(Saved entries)
● ● ●
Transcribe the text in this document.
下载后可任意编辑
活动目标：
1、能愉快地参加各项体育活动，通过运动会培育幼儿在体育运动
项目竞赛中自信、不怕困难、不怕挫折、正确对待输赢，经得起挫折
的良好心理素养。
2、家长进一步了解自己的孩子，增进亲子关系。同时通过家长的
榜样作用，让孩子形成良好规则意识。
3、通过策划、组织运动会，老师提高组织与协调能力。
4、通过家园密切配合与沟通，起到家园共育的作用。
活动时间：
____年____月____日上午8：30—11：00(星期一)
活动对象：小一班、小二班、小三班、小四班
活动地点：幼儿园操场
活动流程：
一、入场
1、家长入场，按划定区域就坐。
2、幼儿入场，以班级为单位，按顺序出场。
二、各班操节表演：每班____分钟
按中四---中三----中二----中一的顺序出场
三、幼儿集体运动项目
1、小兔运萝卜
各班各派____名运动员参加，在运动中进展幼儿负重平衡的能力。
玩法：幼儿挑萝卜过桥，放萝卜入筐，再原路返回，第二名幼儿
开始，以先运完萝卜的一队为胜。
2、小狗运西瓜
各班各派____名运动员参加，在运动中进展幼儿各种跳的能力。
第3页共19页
● ● ●
Each entry above is to be set down again in exactly the same words.

Transcribe the text in this document.
下载后可任意编辑
活动目标：
1、能愉快地参加各项体育活动，通过运动会培育幼儿在体育运动
项目竞赛中自信、不怕困难、不怕挫折、正确对待输赢，经得起挫折
的良好心理素养。
2、家长进一步了解自己的孩子，增进亲子关系。同时通过家长的
榜样作用，让孩子形成良好规则意识。
3、通过策划、组织运动会，老师提高组织与协调能力。
4、通过家园密切配合与沟通，起到家园共育的作用。
活动时间：
____年____月____日上午8：30—11：00(星期一)
活动对象：小一班、小二班、小三班、小四班
活动地点：幼儿园操场
活动流程：
一、入场
1、家长入场，按划定区域就坐。
2、幼儿入场，以班级为单位，按顺序出场。
二、各班操节表演：每班____分钟
按中四---中三----中二----中一的顺序出场
三、幼儿集体运动项目
1、小兔运萝卜
各班各派____名运动员参加，在运动中进展幼儿负重平衡的能力。
玩法：幼儿挑萝卜过桥，放萝卜入筐，再原路返回，第二名幼儿
开始，以先运完萝卜的一队为胜。
2、小狗运西瓜
各班各派____名运动员参加，在运动中进展幼儿各种跳的能力。
第3页共19页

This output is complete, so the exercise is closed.